(Dataset records)
::::::::

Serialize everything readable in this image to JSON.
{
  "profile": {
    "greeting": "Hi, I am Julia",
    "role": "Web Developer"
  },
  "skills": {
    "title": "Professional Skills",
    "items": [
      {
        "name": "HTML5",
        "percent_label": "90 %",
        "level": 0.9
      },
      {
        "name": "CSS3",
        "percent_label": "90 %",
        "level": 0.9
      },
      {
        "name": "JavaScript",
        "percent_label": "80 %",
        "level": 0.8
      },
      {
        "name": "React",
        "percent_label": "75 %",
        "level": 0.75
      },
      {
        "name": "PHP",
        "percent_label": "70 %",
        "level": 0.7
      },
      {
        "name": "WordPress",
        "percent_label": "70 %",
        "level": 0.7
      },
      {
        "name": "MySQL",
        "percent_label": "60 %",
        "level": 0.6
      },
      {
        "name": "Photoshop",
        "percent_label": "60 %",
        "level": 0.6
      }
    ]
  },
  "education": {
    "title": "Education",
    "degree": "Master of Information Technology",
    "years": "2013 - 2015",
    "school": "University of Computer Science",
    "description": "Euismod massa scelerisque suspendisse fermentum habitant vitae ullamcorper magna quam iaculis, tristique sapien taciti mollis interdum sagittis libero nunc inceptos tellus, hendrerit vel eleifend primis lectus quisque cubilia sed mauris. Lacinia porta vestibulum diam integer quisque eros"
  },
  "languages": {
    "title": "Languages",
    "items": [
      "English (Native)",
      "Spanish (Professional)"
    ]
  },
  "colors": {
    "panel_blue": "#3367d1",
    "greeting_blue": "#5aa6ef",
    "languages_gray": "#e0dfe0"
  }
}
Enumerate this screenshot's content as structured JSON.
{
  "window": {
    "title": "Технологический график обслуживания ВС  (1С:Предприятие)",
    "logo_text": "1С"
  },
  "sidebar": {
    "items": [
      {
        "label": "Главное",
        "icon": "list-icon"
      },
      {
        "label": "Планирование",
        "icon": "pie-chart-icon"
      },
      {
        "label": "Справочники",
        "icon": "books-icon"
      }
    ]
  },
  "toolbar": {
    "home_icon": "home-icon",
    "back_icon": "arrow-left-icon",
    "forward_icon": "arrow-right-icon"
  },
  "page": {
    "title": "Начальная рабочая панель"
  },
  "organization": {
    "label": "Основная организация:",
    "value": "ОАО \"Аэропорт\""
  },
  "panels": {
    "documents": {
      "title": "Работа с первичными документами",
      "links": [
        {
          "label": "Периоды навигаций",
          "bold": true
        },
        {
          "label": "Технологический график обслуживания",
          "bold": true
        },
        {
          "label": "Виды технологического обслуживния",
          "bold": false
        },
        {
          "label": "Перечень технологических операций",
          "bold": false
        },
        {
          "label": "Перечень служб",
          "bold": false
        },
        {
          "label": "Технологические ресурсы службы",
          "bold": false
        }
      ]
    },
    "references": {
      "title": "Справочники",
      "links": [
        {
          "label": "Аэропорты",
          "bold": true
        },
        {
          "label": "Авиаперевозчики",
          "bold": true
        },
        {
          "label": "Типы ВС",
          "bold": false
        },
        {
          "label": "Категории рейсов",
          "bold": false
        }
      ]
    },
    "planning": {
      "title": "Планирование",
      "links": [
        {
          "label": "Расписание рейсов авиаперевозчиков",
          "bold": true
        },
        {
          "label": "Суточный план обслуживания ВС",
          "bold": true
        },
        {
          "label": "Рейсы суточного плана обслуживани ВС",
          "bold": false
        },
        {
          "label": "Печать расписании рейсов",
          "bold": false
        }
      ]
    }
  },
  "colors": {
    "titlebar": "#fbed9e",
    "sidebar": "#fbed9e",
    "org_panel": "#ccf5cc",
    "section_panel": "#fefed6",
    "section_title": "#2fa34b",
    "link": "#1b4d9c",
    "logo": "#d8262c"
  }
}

::::::::

Using the listing above, show each line holding the string "name".

### FINAL RESULT
        "name": "HTML5",
        "name": "CSS3",
        "name": "JavaScript",
        "name": "React",
        "name": "PHP",
        "name": "WordPress",
        "name": "MySQL",
        "name": "Photoshop",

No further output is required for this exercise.